> **Collection entries**
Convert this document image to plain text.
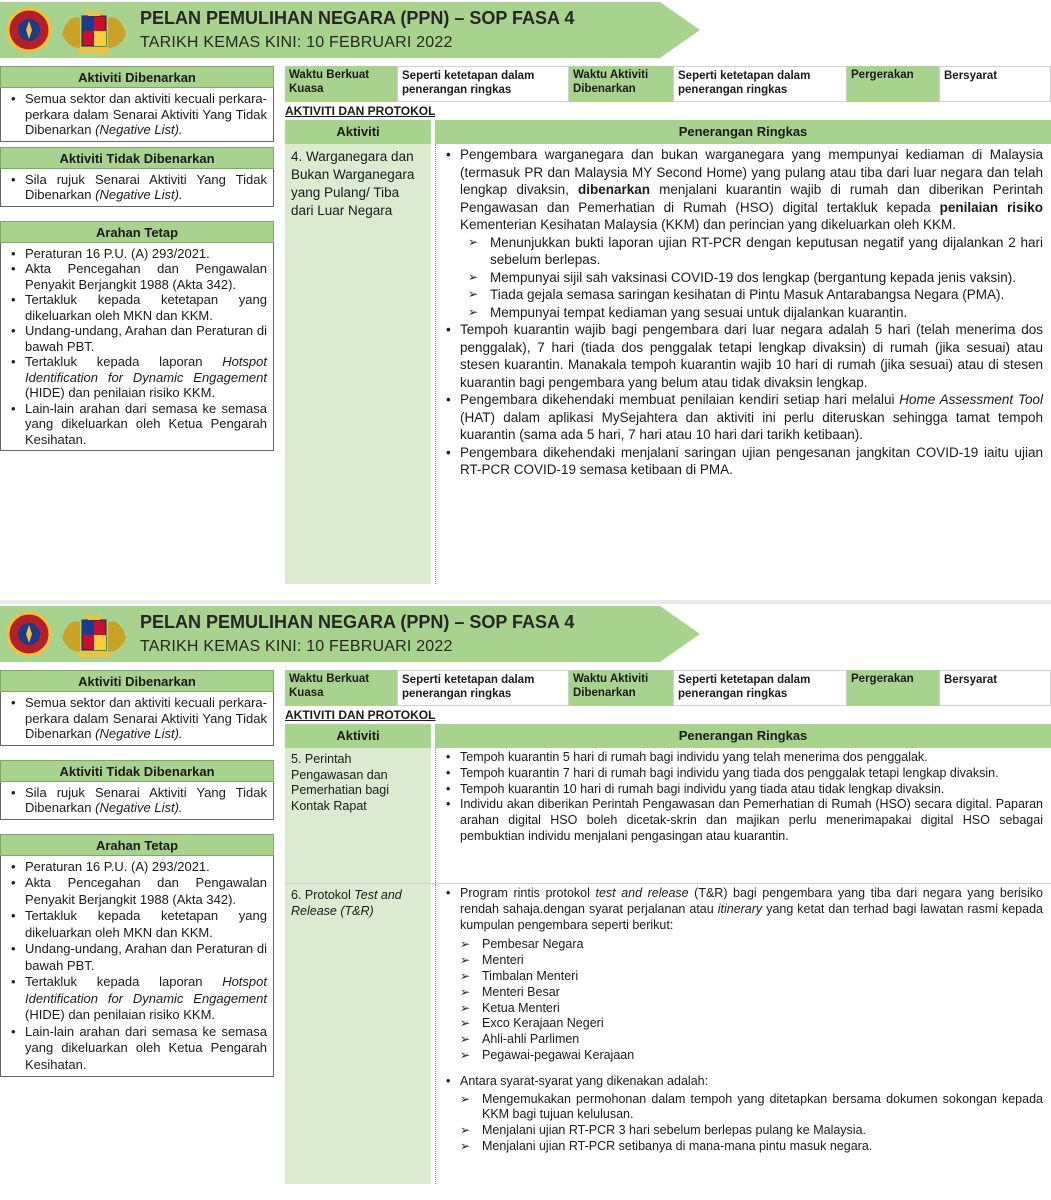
PELAN PEMULIHAN NEGARA (PPN) – SOP FASA 4
TARIKH KEMAS KINI: 10 FEBRUARI 2022
Aktiviti Dibenarkan
• Semua sektor dan aktiviti kecuali perkara-perkara dalam Senarai Aktiviti Yang Tidak Dibenarkan (Negative List).
Aktiviti Tidak Dibenarkan
• Sila rujuk Senarai Aktiviti Yang Tidak Dibenarkan (Negative List).
Arahan Tetap
• Peraturan 16 P.U. (A) 293/2021.
• Akta Pencegahan dan Pengawalan Penyakit Berjangkit 1988 (Akta 342).
• Tertakluk kepada ketetapan yang dikeluarkan oleh MKN dan KKM.
• Undang-undang, Arahan dan Peraturan di bawah PBT.
• Tertakluk kepada laporan Hotspot Identification for Dynamic Engagement (HIDE) dan penilaian risiko KKM.
• Lain-lain arahan dari semasa ke semasa yang dikeluarkan oleh Ketua Pengarah Kesihatan.
Waktu Berkuat Kuasa
Seperti ketetapan dalam penerangan ringkas
Waktu Aktiviti Dibenarkan
Seperti ketetapan dalam penerangan ringkas
Pergerakan	Bersyarat
AKTIVITI DAN PROTOKOL
Aktiviti	Penerangan Ringkas
4. Warganegara dan Bukan Warganegara yang Pulang/ Tiba dari Luar Negara
• Pengembara warganegara dan bukan warganegara yang mempunyai kediaman di Malaysia (termasuk PR dan Malaysia MY Second Home) yang pulang atau tiba dari luar negara dan telah lengkap divaksin, dibenarkan menjalani kuarantin wajib di rumah dan diberikan Perintah Pengawasan dan Pemerhatian di Rumah (HSO) digital tertakluk kepada penilaian risiko Kementerian Kesihatan Malaysia (KKM) dan perincian yang dikeluarkan oleh KKM.
➢ Menunjukkan bukti laporan ujian RT-PCR dengan keputusan negatif yang dijalankan 2 hari sebelum berlepas.
➢ Mempunyai sijil sah vaksinasi COVID-19 dos lengkap (bergantung kepada jenis vaksin).
➢ Tiada gejala semasa saringan kesihatan di Pintu Masuk Antarabangsa Negara (PMA).
➢ Mempunyai tempat kediaman yang sesuai untuk dijalankan kuarantin.
• Tempoh kuarantin wajib bagi pengembara dari luar negara adalah 5 hari (telah menerima dos penggalak), 7 hari (tiada dos penggalak tetapi lengkap divaksin) di rumah (jika sesuai) atau stesen kuarantin. Manakala tempoh kuarantin wajib 10 hari di rumah (jika sesuai) atau di stesen kuarantin bagi pengembara yang belum atau tidak divaksin lengkap.
• Pengembara dikehendaki membuat penilaian kendiri setiap hari melalui Home Assessment Tool (HAT) dalam aplikasi MySejahtera dan aktiviti ini perlu diteruskan sehingga tamat tempoh kuarantin (sama ada 5 hari, 7 hari atau 10 hari dari tarikh ketibaan).
• Pengembara dikehendaki menjalani saringan ujian pengesanan jangkitan COVID-19 iaitu ujian RT-PCR COVID-19 semasa ketibaan di PMA.
PELAN PEMULIHAN NEGARA (PPN) – SOP FASA 4
TARIKH KEMAS KINI: 10 FEBRUARI 2022
Aktiviti Dibenarkan
• Semua sektor dan aktiviti kecuali perkara-perkara dalam Senarai Aktiviti Yang Tidak Dibenarkan (Negative List).
Aktiviti Tidak Dibenarkan
• Sila rujuk Senarai Aktiviti Yang Tidak Dibenarkan (Negative List).
Arahan Tetap
• Peraturan 16 P.U. (A) 293/2021.
• Akta Pencegahan dan Pengawalan Penyakit Berjangkit 1988 (Akta 342).
• Tertakluk kepada ketetapan yang dikeluarkan oleh MKN dan KKM.
• Undang-undang, Arahan dan Peraturan di bawah PBT.
• Tertakluk kepada laporan Hotspot Identification for Dynamic Engagement (HIDE) dan penilaian risiko KKM.
• Lain-lain arahan dari semasa ke semasa yang dikeluarkan oleh Ketua Pengarah Kesihatan.
Waktu Berkuat Kuasa
Seperti ketetapan dalam penerangan ringkas
Waktu Aktiviti Dibenarkan
Seperti ketetapan dalam penerangan ringkas
Pergerakan	Bersyarat
AKTIVITI DAN PROTOKOL
Aktiviti	Penerangan Ringkas
5. Perintah Pengawasan dan Pemerhatian bagi Kontak Rapat
• Tempoh kuarantin 5 hari di rumah bagi individu yang telah menerima dos penggalak.
• Tempoh kuarantin 7 hari di rumah bagi individu yang tiada dos penggalak tetapi lengkap divaksin.
• Tempoh kuarantin 10 hari di rumah bagi individu yang tiada atau tidak lengkap divaksin.
• Individu akan diberikan Perintah Pengawasan dan Pemerhatian di Rumah (HSO) secara digital. Paparan arahan digital HSO boleh dicetak-skrin dan majikan perlu menerimapakai digital HSO sebagai pembuktian individu menjalani pengasingan atau kuarantin.
6. Protokol Test and Release (T&R)
• Program rintis protokol test and release (T&R) bagi pengembara yang tiba dari negara yang berisiko rendah sahaja.dengan syarat perjalanan atau itinerary yang ketat dan terhad bagi lawatan rasmi kepada kumpulan pengembara seperti berikut:
➢ Pembesar Negara
➢ Menteri
➢ Timbalan Menteri
➢ Menteri Besar
➢ Ketua Menteri
➢ Exco Kerajaan Negeri
➢ Ahli-ahli Parlimen
➢ Pegawai-pegawai Kerajaan
• Antara syarat-syarat yang dikenakan adalah:
➢ Mengemukakan permohonan dalam tempoh yang ditetapkan bersama dokumen sokongan kepada KKM bagi tujuan kelulusan.
➢ Menjalani ujian RT-PCR 3 hari sebelum berlepas pulang ke Malaysia.
➢ Menjalani ujian RT-PCR setibanya di mana-mana pintu masuk negara.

> **Aim**
The listing above needs to be output again exactly. Don't include the pictures.

> **Task output**
Convert this document image to plain text.
PELAN PEMULIHAN NEGARA (PPN) – SOP FASA 4
TARIKH KEMAS KINI: 10 FEBRUARI 2022
Aktiviti Dibenarkan
• Semua sektor dan aktiviti kecuali perkara-perkara dalam Senarai Aktiviti Yang Tidak Dibenarkan (Negative List).
Aktiviti Tidak Dibenarkan
• Sila rujuk Senarai Aktiviti Yang Tidak Dibenarkan (Negative List).
Arahan Tetap
• Peraturan 16 P.U. (A) 293/2021.
• Akta Pencegahan dan Pengawalan Penyakit Berjangkit 1988 (Akta 342).
• Tertakluk kepada ketetapan yang dikeluarkan oleh MKN dan KKM.
• Undang-undang, Arahan dan Peraturan di bawah PBT.
• Tertakluk kepada laporan Hotspot Identification for Dynamic Engagement (HIDE) dan penilaian risiko KKM.
• Lain-lain arahan dari semasa ke semasa yang dikeluarkan oleh Ketua Pengarah Kesihatan.
Waktu Berkuat Kuasa
Seperti ketetapan dalam penerangan ringkas
Waktu Aktiviti Dibenarkan
Seperti ketetapan dalam penerangan ringkas
Pergerakan	Bersyarat
AKTIVITI DAN PROTOKOL
Aktiviti	Penerangan Ringkas
4. Warganegara dan Bukan Warganegara yang Pulang/ Tiba dari Luar Negara
• Pengembara warganegara dan bukan warganegara yang mempunyai kediaman di Malaysia (termasuk PR dan Malaysia MY Second Home) yang pulang atau tiba dari luar negara dan telah lengkap divaksin, dibenarkan menjalani kuarantin wajib di rumah dan diberikan Perintah Pengawasan dan Pemerhatian di Rumah (HSO) digital tertakluk kepada penilaian risiko Kementerian Kesihatan Malaysia (KKM) dan perincian yang dikeluarkan oleh KKM.
➢ Menunjukkan bukti laporan ujian RT-PCR dengan keputusan negatif yang dijalankan 2 hari sebelum berlepas.
➢ Mempunyai sijil sah vaksinasi COVID-19 dos lengkap (bergantung kepada jenis vaksin).
➢ Tiada gejala semasa saringan kesihatan di Pintu Masuk Antarabangsa Negara (PMA).
➢ Mempunyai tempat kediaman yang sesuai untuk dijalankan kuarantin.
• Tempoh kuarantin wajib bagi pengembara dari luar negara adalah 5 hari (telah menerima dos penggalak), 7 hari (tiada dos penggalak tetapi lengkap divaksin) di rumah (jika sesuai) atau stesen kuarantin. Manakala tempoh kuarantin wajib 10 hari di rumah (jika sesuai) atau di stesen kuarantin bagi pengembara yang belum atau tidak divaksin lengkap.
• Pengembara dikehendaki membuat penilaian kendiri setiap hari melalui Home Assessment Tool (HAT) dalam aplikasi MySejahtera dan aktiviti ini perlu diteruskan sehingga tamat tempoh kuarantin (sama ada 5 hari, 7 hari atau 10 hari dari tarikh ketibaan).
• Pengembara dikehendaki menjalani saringan ujian pengesanan jangkitan COVID-19 iaitu ujian RT-PCR COVID-19 semasa ketibaan di PMA.
PELAN PEMULIHAN NEGARA (PPN) – SOP FASA 4
TARIKH KEMAS KINI: 10 FEBRUARI 2022
Aktiviti Dibenarkan
• Semua sektor dan aktiviti kecuali perkara-perkara dalam Senarai Aktiviti Yang Tidak Dibenarkan (Negative List).
Aktiviti Tidak Dibenarkan
• Sila rujuk Senarai Aktiviti Yang Tidak Dibenarkan (Negative List).
Arahan Tetap
• Peraturan 16 P.U. (A) 293/2021.
• Akta Pencegahan dan Pengawalan Penyakit Berjangkit 1988 (Akta 342).
• Tertakluk kepada ketetapan yang dikeluarkan oleh MKN dan KKM.
• Undang-undang, Arahan dan Peraturan di bawah PBT.
• Tertakluk kepada laporan Hotspot Identification for Dynamic Engagement (HIDE) dan penilaian risiko KKM.
• Lain-lain arahan dari semasa ke semasa yang dikeluarkan oleh Ketua Pengarah Kesihatan.
Waktu Berkuat Kuasa
Seperti ketetapan dalam penerangan ringkas
Waktu Aktiviti Dibenarkan
Seperti ketetapan dalam penerangan ringkas
Pergerakan	Bersyarat
AKTIVITI DAN PROTOKOL
Aktiviti	Penerangan Ringkas
5. Perintah Pengawasan dan Pemerhatian bagi Kontak Rapat
• Tempoh kuarantin 5 hari di rumah bagi individu yang telah menerima dos penggalak.
• Tempoh kuarantin 7 hari di rumah bagi individu yang tiada dos penggalak tetapi lengkap divaksin.
• Tempoh kuarantin 10 hari di rumah bagi individu yang tiada atau tidak lengkap divaksin.
• Individu akan diberikan Perintah Pengawasan dan Pemerhatian di Rumah (HSO) secara digital. Paparan arahan digital HSO boleh dicetak-skrin dan majikan perlu menerimapakai digital HSO sebagai pembuktian individu menjalani pengasingan atau kuarantin.
6. Protokol Test and Release (T&R)
• Program rintis protokol test and release (T&R) bagi pengembara yang tiba dari negara yang berisiko rendah sahaja.dengan syarat perjalanan atau itinerary yang ketat dan terhad bagi lawatan rasmi kepada kumpulan pengembara seperti berikut:
➢ Pembesar Negara
➢ Menteri
➢ Timbalan Menteri
➢ Menteri Besar
➢ Ketua Menteri
➢ Exco Kerajaan Negeri
➢ Ahli-ahli Parlimen
➢ Pegawai-pegawai Kerajaan
• Antara syarat-syarat yang dikenakan adalah:
➢ Mengemukakan permohonan dalam tempoh yang ditetapkan bersama dokumen sokongan kepada KKM bagi tujuan kelulusan.
➢ Menjalani ujian RT-PCR 3 hari sebelum berlepas pulang ke Malaysia.
➢ Menjalani ujian RT-PCR setibanya di mana-mana pintu masuk negara.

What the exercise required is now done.